▸ **Task details**: Filter this material down to the lines that hold "panel", copying each one.

-- begin Data supplied --

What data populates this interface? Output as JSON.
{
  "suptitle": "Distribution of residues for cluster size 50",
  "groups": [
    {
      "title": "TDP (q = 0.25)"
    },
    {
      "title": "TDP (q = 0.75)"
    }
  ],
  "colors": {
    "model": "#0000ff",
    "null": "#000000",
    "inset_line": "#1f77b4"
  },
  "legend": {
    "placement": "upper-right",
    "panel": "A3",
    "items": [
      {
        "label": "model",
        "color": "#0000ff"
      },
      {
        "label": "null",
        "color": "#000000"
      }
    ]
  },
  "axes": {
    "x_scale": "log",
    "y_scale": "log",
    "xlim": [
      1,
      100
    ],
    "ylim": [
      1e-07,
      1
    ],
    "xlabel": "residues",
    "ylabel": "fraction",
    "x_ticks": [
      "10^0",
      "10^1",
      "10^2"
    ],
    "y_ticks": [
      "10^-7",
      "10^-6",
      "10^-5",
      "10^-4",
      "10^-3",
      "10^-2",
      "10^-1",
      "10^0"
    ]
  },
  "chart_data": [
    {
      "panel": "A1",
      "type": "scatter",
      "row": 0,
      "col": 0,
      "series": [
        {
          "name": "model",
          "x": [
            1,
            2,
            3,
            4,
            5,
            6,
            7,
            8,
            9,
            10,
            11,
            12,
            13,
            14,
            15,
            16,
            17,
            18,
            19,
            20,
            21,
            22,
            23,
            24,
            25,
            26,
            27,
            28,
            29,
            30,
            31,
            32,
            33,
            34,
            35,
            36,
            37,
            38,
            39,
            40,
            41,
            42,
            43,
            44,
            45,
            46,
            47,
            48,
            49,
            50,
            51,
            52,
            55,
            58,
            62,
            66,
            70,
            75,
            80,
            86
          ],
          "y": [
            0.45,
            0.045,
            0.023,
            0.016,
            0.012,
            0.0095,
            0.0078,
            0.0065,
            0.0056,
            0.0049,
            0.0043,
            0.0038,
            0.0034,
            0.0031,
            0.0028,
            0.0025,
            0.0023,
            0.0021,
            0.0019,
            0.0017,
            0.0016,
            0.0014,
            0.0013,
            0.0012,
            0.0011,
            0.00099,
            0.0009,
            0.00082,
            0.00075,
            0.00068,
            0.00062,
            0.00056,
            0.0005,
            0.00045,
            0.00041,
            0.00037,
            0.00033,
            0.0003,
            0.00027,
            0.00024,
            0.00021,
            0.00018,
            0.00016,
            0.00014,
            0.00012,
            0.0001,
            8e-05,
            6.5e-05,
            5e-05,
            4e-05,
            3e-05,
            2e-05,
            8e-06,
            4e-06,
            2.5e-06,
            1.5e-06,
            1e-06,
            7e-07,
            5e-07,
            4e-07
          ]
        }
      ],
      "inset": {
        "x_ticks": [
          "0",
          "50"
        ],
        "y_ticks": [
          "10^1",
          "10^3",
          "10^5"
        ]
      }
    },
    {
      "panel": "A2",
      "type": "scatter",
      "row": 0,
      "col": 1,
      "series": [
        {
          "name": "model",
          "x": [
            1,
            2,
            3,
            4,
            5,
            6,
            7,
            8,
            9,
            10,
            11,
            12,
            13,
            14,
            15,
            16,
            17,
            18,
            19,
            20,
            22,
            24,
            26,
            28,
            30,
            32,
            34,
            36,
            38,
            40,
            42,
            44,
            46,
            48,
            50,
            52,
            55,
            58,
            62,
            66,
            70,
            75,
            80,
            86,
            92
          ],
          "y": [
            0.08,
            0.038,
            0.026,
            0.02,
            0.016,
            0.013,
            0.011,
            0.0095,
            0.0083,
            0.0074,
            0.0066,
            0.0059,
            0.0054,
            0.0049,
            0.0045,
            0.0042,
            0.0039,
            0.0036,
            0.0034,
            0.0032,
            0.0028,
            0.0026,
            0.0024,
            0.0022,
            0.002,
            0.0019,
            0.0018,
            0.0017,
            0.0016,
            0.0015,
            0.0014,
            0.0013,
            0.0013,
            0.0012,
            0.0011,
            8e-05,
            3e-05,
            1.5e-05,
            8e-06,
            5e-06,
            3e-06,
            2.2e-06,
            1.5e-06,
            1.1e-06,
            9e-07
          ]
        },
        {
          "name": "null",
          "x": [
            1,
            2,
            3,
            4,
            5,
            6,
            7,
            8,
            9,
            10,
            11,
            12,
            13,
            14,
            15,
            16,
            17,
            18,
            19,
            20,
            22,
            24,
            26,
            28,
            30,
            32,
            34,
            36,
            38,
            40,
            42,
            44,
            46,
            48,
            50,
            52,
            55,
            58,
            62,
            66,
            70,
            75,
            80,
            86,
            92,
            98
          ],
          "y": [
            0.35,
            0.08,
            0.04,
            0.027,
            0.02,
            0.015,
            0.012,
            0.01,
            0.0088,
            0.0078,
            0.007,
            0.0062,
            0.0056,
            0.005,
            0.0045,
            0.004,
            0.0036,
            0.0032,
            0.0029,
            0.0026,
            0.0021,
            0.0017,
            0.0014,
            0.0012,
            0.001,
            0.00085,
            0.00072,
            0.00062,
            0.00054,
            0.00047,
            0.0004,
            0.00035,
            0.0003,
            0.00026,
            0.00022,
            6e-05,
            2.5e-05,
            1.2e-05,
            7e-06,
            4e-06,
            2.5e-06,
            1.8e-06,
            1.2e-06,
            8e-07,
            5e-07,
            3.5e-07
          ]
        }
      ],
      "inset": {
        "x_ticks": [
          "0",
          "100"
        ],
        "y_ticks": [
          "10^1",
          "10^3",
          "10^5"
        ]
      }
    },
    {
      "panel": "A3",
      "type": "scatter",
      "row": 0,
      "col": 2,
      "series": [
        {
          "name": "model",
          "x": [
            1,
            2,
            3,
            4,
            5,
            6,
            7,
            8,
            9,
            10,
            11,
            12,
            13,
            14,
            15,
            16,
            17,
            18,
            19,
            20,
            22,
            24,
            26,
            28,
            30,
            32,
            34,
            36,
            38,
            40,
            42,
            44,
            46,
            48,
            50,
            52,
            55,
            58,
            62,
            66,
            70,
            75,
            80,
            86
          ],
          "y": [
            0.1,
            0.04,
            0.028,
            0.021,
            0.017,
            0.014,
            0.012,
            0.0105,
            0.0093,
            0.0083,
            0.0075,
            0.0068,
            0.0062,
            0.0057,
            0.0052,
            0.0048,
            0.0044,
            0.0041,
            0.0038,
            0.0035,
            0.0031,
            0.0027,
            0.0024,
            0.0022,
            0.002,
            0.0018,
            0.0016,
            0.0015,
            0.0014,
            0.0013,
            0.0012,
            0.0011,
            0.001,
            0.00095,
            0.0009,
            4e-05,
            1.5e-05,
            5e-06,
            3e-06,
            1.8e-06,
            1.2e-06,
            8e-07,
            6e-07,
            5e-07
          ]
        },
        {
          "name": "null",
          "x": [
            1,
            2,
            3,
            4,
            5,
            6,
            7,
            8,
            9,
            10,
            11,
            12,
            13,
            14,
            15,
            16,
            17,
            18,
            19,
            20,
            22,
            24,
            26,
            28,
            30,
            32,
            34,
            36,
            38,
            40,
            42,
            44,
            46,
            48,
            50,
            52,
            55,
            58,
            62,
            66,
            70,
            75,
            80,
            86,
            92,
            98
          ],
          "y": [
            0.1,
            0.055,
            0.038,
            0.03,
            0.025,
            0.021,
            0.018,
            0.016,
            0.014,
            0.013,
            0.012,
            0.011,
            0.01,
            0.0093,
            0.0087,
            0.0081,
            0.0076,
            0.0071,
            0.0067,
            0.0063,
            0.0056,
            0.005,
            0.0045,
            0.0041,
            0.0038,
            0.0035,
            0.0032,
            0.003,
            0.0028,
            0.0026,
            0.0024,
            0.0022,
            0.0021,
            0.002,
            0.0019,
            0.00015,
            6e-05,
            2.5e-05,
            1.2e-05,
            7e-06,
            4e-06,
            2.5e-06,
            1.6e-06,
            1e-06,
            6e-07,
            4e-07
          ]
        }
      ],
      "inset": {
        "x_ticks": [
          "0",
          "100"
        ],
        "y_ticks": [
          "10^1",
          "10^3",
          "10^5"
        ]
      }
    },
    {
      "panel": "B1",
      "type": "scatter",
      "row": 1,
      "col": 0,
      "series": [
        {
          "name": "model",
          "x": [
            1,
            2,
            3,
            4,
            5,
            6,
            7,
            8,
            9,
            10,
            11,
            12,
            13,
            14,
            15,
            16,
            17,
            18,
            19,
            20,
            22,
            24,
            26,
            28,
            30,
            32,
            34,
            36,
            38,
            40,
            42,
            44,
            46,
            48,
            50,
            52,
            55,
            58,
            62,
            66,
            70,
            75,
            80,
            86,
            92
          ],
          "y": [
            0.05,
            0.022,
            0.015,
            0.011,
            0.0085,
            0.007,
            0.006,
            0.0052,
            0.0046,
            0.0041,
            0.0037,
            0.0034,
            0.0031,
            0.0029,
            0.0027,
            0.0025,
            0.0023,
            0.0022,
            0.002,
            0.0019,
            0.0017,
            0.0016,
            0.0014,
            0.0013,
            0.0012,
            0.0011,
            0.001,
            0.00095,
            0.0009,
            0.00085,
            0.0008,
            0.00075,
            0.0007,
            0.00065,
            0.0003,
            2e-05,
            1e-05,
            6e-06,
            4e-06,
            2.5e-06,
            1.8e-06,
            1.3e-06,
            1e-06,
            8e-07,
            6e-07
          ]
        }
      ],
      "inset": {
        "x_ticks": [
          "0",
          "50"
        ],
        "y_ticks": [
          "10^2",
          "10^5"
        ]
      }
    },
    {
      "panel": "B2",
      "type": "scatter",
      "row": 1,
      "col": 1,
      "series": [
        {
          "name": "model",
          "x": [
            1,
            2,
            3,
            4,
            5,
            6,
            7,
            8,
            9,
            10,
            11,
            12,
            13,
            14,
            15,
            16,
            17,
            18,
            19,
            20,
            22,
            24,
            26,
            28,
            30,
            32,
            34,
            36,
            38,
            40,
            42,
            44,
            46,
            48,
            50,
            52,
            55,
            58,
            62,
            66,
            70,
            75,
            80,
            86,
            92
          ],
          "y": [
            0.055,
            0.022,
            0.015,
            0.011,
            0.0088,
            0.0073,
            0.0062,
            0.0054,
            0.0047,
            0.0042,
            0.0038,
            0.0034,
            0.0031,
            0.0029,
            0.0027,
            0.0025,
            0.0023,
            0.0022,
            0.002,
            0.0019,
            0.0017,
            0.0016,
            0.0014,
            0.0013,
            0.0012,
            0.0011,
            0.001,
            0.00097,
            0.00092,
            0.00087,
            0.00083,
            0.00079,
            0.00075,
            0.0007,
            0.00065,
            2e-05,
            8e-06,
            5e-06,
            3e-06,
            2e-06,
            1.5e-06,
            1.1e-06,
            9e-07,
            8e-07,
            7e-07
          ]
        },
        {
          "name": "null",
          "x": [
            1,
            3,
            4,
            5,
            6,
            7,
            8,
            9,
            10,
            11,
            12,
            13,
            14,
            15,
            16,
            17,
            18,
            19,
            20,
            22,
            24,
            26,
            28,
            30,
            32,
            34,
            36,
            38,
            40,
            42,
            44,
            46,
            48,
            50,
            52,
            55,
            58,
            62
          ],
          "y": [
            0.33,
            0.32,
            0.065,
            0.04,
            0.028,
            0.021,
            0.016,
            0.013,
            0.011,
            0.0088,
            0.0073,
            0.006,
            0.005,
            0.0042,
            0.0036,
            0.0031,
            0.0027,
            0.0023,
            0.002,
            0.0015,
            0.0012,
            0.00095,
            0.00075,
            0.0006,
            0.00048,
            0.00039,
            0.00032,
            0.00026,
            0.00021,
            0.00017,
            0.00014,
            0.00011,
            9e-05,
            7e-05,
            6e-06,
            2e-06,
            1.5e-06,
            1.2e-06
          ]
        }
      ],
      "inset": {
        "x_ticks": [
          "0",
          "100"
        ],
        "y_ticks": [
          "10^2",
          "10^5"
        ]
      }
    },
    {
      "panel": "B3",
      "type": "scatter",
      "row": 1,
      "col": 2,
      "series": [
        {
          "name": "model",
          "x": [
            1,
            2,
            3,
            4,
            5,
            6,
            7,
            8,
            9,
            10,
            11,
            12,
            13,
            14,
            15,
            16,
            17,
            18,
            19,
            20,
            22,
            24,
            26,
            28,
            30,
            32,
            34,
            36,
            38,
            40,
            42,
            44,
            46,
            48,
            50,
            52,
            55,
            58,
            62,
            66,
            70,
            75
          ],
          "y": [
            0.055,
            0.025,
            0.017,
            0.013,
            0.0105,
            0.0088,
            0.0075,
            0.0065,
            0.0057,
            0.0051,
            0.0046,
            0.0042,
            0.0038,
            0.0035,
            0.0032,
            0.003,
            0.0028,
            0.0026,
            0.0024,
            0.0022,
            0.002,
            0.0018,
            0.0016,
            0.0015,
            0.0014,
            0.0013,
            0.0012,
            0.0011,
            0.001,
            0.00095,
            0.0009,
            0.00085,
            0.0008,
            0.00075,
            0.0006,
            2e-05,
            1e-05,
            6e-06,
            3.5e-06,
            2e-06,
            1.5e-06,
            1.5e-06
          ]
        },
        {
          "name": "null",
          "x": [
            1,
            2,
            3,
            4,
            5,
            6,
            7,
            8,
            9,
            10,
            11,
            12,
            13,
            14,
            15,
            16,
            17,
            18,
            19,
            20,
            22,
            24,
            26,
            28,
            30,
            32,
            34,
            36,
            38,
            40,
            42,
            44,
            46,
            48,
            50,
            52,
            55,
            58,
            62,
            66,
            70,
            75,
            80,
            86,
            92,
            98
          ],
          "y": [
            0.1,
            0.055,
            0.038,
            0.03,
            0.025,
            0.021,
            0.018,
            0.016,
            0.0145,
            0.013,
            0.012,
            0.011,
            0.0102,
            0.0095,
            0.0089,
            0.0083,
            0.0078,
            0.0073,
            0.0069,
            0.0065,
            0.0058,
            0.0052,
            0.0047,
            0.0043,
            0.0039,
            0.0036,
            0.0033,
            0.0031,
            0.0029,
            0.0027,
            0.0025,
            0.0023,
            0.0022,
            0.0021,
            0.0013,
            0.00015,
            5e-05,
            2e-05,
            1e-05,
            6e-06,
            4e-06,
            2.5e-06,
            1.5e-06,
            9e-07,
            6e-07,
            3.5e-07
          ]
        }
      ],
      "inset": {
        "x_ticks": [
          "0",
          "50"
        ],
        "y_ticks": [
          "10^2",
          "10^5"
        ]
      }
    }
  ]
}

-- end Data supplied --

▸ **Output of the exercise**:
    "panel": "A3",
      "panel": "A1",
      "panel": "A2",
      "panel": "A3",
      "panel": "B1",
      "panel": "B2",
      "panel": "B3",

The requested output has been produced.